[start Exercise material]
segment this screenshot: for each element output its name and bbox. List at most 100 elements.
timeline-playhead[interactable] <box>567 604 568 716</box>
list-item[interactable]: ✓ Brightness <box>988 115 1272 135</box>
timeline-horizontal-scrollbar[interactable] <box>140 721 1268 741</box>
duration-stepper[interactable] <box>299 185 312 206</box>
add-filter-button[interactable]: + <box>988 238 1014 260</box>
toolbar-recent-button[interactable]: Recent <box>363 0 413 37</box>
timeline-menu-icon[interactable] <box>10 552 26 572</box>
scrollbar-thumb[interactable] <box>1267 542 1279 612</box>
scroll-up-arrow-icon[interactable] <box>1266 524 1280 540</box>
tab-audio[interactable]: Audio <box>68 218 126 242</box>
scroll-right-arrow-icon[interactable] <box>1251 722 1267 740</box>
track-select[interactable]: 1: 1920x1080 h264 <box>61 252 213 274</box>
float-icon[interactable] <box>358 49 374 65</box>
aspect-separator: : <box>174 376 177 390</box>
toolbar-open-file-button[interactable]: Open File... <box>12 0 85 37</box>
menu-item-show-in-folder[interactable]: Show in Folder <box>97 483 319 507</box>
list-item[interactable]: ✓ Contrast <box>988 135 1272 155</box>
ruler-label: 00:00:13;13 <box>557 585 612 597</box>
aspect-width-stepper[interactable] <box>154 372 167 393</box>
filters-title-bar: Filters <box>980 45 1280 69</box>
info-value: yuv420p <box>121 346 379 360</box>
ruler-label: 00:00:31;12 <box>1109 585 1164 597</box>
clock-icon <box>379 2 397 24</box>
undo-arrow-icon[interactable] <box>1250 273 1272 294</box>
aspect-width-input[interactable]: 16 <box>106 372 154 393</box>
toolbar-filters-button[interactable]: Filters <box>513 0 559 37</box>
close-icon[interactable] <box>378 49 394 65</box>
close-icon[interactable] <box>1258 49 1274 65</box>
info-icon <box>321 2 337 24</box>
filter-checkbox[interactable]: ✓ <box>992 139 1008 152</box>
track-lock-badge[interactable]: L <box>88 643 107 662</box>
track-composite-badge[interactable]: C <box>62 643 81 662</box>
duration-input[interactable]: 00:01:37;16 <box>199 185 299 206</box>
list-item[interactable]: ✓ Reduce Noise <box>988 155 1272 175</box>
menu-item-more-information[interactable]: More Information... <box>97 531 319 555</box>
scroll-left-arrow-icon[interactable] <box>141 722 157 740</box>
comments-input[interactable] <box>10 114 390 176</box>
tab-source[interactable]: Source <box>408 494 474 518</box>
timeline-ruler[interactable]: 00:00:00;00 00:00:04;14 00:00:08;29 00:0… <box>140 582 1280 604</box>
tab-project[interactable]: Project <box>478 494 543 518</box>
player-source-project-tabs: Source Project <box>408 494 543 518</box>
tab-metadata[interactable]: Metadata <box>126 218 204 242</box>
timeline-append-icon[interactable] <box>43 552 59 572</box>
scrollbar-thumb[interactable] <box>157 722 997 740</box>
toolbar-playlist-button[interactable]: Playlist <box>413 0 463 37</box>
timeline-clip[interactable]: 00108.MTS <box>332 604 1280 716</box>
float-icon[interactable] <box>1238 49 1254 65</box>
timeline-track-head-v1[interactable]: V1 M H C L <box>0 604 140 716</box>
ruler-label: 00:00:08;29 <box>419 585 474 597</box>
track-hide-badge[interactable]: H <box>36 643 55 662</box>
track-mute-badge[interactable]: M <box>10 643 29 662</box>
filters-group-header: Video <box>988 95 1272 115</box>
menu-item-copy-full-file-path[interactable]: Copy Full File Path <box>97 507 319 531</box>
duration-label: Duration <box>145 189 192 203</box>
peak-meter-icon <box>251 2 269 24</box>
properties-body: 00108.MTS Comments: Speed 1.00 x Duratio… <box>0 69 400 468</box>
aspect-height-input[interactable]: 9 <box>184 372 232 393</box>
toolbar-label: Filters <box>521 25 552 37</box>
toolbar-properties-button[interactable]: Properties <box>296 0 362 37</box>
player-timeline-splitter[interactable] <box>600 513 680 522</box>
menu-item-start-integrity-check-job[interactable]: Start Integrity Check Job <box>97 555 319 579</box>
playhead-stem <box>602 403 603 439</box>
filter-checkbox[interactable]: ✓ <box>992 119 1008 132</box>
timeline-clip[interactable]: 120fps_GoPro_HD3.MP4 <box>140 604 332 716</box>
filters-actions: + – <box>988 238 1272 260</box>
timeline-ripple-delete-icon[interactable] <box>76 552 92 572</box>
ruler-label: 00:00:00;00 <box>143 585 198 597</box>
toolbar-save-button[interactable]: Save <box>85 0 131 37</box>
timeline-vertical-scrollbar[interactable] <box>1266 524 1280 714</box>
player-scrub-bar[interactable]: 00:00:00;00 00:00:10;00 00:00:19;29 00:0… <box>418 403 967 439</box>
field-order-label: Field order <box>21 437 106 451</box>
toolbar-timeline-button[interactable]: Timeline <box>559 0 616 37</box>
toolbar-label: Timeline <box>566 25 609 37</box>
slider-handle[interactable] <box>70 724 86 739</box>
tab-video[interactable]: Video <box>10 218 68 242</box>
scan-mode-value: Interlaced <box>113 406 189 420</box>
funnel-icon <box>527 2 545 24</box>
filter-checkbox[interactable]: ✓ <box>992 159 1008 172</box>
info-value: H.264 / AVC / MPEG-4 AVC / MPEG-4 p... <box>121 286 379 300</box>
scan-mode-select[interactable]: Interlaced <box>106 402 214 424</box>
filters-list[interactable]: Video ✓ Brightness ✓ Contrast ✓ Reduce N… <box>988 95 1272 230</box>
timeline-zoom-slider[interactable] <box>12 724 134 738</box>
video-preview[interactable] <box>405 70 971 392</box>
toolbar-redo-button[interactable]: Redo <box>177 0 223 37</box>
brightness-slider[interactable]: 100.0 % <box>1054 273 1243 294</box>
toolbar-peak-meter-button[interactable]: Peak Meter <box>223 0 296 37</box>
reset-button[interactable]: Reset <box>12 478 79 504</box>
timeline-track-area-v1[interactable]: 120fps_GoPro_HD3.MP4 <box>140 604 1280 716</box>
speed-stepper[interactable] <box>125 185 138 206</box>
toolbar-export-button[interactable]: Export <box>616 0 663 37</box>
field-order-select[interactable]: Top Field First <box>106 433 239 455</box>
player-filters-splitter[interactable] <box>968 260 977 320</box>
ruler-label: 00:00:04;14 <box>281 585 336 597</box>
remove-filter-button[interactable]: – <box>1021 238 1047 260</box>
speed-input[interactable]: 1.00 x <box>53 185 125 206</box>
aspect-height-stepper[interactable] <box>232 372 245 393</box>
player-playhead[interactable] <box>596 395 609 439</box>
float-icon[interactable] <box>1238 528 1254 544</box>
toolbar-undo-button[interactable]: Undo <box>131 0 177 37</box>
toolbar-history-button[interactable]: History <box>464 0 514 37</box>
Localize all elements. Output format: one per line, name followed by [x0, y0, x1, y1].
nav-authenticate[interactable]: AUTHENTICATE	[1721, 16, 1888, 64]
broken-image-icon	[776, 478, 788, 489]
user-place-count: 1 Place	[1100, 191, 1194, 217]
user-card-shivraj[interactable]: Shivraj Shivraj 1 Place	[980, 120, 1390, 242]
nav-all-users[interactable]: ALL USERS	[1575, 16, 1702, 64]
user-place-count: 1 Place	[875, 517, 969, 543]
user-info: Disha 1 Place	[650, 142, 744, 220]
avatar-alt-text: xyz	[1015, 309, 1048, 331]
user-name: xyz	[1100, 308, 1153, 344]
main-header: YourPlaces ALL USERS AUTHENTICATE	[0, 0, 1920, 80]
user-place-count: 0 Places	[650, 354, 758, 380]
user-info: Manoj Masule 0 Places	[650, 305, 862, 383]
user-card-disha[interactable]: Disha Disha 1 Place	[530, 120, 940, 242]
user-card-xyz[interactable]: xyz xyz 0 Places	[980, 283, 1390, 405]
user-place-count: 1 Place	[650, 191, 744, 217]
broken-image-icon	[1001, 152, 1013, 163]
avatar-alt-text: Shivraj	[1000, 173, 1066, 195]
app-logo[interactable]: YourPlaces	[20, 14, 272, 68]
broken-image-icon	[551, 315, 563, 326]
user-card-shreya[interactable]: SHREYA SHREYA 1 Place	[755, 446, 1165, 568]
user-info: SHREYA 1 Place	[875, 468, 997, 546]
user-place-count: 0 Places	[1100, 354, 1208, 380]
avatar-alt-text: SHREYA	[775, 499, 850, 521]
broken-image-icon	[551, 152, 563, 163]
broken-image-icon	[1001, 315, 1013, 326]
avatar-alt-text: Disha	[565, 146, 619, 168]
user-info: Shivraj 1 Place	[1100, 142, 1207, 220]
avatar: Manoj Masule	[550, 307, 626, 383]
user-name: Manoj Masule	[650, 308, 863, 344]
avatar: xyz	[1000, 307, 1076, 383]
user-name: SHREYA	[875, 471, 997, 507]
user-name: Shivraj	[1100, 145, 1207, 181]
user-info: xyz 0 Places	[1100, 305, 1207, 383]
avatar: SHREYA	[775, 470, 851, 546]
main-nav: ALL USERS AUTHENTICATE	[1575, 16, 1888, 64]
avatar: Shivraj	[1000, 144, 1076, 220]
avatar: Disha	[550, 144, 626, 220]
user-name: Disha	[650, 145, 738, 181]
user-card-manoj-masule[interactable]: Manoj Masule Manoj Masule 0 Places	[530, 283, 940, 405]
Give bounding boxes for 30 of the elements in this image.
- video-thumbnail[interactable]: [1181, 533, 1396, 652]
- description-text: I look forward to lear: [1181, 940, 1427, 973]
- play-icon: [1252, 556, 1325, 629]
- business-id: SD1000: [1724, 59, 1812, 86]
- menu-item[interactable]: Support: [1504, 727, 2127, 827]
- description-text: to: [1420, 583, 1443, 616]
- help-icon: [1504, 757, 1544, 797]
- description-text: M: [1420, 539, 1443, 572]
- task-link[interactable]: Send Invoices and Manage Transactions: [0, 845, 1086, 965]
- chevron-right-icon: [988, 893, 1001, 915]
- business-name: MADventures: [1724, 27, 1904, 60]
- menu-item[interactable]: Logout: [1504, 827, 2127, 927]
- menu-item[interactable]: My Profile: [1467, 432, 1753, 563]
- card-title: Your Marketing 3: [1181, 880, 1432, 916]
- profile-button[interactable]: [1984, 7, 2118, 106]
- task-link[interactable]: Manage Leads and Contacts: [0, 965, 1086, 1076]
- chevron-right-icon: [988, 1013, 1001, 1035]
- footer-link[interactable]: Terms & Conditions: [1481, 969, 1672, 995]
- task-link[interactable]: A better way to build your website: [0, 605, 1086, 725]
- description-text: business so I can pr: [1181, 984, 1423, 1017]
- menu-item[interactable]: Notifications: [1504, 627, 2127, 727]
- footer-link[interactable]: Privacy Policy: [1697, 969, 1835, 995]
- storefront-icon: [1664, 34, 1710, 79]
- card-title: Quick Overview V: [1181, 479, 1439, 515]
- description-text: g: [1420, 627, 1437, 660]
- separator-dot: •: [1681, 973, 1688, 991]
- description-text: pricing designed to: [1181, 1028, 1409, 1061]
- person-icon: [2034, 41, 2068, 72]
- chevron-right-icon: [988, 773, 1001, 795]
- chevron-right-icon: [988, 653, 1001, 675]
[end Exercise material]
_Instruction_
Lay out the records as a numbered list, from the first line up to and including the line with "duration-stepper[interactable] <box>299 185", leaving out any blank lines.

_Response below_
1. segment this screenshot: for each element output its name and bbox. List at most 100 elements.
2. timeline-playhead[interactable] <box>567 604 568 716</box>
3. list-item[interactable]: ✓ Brightness <box>988 115 1272 135</box>
4. timeline-horizontal-scrollbar[interactable] <box>140 721 1268 741</box>
5. duration-stepper[interactable] <box>299 185 312 206</box>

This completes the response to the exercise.